■ SHORT EXERCISE ■
From the entries below, copy every line that holds the word "source".

--- --- ---

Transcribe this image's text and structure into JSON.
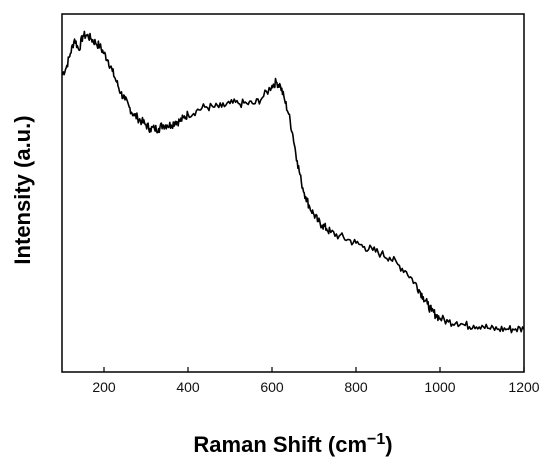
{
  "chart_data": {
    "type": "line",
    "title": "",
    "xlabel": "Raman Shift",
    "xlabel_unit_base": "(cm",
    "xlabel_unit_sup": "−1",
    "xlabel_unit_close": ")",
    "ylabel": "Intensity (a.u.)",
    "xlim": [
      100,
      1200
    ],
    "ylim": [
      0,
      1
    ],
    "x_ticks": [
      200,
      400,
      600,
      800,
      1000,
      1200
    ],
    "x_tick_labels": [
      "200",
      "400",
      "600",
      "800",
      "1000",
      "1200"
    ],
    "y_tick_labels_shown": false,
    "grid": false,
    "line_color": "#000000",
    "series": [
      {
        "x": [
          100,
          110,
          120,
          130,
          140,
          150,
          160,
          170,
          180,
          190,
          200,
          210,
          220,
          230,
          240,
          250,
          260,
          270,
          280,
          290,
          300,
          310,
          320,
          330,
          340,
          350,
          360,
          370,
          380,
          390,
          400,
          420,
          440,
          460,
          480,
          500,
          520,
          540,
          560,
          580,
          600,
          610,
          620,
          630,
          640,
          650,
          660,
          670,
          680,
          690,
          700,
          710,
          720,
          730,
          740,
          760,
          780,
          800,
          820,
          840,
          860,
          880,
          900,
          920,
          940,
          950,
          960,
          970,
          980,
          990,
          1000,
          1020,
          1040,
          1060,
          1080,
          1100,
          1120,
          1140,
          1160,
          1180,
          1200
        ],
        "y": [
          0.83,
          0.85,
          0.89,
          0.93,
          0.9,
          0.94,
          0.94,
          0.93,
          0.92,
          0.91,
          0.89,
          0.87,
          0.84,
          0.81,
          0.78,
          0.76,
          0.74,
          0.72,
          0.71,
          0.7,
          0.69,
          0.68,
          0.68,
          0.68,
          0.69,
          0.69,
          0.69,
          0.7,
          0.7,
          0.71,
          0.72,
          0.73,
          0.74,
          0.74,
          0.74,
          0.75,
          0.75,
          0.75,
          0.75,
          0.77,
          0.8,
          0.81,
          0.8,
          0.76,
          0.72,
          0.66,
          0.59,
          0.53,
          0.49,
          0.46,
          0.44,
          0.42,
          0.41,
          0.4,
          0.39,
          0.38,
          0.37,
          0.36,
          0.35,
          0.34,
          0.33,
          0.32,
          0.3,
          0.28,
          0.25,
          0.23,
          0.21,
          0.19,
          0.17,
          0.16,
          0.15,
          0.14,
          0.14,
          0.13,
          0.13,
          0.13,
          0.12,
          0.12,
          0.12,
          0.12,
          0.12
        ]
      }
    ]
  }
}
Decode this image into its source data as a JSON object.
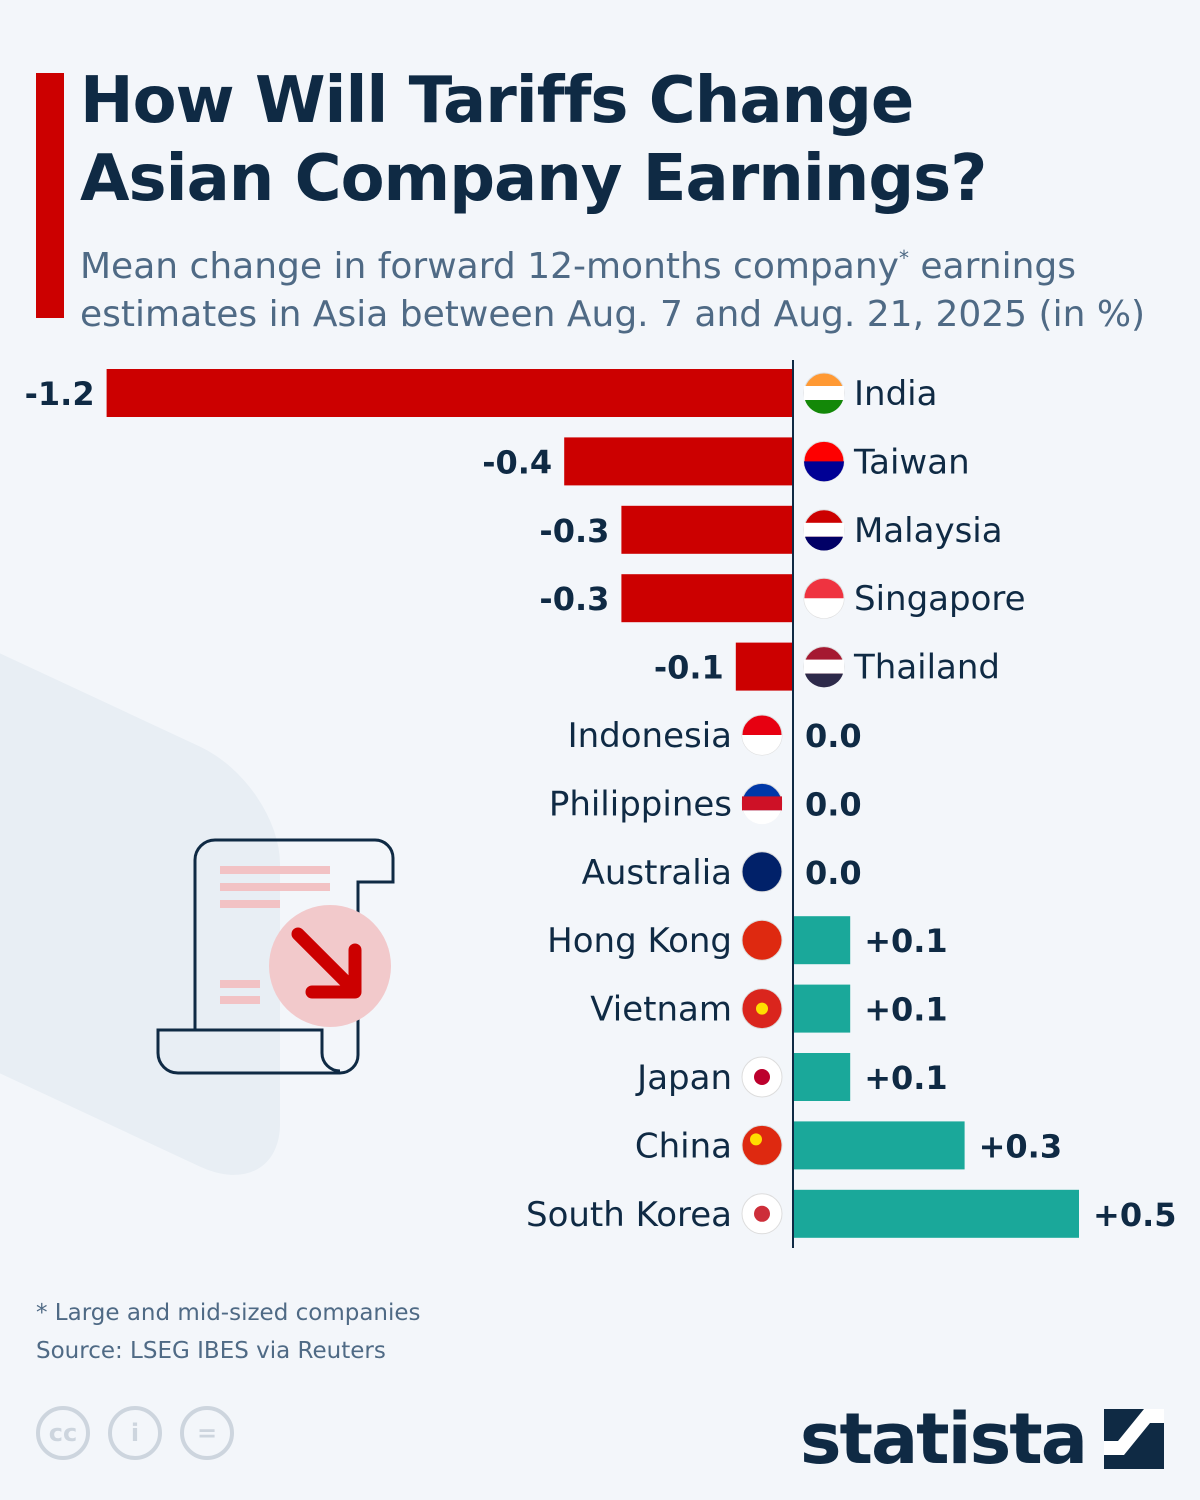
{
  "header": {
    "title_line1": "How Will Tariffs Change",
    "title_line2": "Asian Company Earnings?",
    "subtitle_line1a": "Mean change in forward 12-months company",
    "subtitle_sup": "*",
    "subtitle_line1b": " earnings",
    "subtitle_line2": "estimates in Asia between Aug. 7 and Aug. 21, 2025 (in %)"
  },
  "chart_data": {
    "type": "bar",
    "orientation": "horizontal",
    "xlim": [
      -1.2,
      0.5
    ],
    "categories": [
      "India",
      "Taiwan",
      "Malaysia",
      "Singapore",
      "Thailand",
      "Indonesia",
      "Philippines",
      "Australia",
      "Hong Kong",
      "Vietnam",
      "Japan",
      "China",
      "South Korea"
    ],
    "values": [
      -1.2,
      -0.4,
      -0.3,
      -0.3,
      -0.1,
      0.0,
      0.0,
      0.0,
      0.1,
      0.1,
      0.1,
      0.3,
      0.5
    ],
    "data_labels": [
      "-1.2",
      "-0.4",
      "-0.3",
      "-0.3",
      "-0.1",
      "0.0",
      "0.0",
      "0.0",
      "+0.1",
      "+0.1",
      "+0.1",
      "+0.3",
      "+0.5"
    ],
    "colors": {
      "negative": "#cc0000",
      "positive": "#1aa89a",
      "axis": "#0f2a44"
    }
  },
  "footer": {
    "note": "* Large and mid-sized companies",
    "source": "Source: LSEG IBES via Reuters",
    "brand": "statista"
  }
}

--- --- ---

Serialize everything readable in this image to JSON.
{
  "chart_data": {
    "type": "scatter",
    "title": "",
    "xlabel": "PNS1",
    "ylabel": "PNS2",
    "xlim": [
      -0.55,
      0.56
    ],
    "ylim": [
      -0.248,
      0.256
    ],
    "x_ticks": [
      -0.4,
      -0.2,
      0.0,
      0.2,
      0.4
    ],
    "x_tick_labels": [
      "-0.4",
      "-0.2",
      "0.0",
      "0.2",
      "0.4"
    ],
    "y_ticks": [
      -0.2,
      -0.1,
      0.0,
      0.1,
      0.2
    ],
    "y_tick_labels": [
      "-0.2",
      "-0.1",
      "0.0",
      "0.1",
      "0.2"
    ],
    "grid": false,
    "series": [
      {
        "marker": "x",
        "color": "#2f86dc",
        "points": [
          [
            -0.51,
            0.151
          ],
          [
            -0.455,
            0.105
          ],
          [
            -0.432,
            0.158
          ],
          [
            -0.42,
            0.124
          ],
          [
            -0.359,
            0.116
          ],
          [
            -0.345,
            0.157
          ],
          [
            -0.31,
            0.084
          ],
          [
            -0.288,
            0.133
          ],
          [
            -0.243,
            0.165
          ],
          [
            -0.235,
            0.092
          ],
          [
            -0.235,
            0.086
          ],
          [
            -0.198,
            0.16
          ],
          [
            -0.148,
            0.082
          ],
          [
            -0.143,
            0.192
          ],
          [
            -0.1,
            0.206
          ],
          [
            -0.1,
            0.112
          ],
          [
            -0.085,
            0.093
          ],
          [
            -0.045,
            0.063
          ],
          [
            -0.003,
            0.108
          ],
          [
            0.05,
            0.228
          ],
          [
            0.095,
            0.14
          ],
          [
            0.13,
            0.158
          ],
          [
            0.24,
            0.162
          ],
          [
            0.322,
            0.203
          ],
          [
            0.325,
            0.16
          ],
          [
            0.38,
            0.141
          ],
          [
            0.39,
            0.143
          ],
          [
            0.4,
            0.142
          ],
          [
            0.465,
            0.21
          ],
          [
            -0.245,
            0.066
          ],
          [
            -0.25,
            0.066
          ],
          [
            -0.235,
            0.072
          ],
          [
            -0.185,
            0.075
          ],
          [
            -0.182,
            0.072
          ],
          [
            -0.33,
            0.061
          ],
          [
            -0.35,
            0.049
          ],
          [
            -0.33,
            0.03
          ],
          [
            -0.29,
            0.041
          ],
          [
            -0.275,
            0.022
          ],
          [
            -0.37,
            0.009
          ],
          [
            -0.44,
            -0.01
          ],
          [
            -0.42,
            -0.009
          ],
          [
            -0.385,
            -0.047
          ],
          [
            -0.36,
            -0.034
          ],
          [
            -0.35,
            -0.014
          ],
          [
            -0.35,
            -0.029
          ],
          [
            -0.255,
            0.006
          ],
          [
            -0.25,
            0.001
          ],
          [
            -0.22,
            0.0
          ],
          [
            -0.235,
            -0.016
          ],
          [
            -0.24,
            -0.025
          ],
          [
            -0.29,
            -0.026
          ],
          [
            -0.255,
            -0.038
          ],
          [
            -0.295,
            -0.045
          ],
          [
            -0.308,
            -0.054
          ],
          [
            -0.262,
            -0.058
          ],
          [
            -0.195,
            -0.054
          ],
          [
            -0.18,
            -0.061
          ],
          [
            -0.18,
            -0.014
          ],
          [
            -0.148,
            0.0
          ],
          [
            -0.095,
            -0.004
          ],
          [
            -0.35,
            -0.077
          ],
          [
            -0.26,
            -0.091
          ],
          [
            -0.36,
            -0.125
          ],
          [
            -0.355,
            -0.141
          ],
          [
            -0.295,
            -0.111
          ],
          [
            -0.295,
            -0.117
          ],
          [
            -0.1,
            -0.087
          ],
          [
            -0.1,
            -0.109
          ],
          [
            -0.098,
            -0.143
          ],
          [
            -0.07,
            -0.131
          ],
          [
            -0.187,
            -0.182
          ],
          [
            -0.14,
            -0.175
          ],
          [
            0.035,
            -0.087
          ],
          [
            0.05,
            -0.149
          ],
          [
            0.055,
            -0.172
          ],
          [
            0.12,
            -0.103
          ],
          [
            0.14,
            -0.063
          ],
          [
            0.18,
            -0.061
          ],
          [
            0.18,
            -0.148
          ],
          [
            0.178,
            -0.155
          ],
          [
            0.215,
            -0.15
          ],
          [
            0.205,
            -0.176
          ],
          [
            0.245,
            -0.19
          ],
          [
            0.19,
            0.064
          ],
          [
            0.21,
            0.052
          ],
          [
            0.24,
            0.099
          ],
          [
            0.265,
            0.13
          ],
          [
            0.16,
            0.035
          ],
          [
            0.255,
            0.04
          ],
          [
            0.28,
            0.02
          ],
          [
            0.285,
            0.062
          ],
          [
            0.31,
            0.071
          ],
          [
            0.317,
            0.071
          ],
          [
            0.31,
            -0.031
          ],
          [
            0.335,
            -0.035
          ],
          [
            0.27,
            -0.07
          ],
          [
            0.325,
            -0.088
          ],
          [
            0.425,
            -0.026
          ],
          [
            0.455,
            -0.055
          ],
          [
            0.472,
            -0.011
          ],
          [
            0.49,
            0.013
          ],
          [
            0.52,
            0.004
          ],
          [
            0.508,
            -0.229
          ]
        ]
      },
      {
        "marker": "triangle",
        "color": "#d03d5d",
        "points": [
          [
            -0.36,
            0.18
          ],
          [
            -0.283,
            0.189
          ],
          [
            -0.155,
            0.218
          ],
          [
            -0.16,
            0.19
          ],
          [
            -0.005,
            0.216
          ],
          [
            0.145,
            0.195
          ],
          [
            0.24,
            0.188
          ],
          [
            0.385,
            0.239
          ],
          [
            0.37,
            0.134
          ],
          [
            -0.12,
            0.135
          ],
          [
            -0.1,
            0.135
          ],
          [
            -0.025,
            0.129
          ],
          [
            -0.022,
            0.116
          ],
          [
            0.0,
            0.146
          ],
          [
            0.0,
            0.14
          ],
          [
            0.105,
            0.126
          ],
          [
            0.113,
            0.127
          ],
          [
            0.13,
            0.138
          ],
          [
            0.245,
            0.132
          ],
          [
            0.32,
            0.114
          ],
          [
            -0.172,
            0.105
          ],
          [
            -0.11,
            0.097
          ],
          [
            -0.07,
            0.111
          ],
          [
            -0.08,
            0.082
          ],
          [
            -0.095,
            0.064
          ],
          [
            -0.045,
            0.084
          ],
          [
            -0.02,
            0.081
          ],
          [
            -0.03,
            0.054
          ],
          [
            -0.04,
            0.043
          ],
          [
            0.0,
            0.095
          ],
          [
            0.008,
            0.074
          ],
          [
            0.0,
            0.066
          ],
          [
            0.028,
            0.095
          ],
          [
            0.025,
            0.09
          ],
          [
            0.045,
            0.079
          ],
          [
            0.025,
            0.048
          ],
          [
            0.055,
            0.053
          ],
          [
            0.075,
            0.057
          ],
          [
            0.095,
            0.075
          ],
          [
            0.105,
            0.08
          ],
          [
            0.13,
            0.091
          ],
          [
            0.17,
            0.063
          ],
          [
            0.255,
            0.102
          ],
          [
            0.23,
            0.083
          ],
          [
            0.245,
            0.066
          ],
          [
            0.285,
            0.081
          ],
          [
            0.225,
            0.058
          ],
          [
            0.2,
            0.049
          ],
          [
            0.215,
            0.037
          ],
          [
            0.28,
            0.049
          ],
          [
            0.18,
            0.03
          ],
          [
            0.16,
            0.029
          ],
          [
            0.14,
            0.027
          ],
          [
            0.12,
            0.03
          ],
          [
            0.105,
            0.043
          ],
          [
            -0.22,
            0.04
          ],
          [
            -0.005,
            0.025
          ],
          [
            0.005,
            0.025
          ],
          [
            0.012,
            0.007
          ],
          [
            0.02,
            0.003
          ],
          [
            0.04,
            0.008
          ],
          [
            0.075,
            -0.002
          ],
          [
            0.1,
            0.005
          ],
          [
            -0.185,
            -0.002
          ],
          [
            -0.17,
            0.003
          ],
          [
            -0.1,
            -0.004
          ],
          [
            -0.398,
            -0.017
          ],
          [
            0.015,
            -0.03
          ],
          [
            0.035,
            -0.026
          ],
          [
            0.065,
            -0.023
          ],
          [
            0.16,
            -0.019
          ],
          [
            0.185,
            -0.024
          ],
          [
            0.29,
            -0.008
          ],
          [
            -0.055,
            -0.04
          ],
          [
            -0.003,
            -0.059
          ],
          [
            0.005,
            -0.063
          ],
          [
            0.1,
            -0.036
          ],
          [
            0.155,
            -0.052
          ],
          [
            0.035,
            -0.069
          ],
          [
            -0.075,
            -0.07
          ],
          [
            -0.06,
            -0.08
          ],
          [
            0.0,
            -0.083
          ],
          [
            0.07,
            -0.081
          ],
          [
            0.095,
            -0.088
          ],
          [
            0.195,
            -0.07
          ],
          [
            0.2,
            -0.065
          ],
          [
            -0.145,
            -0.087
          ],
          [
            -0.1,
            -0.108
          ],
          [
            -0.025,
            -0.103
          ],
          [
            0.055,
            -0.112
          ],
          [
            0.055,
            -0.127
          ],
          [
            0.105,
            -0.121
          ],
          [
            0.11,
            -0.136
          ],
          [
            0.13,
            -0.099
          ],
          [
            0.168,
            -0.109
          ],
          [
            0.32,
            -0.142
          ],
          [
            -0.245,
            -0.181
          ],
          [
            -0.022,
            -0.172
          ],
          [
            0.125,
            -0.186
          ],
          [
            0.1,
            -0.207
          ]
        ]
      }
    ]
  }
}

--- --- ---

■ RESULT OF THE TASK ■
Decode this image into its source data as a JSON object.
    "source": "Source: LSEG IBES via Reuters",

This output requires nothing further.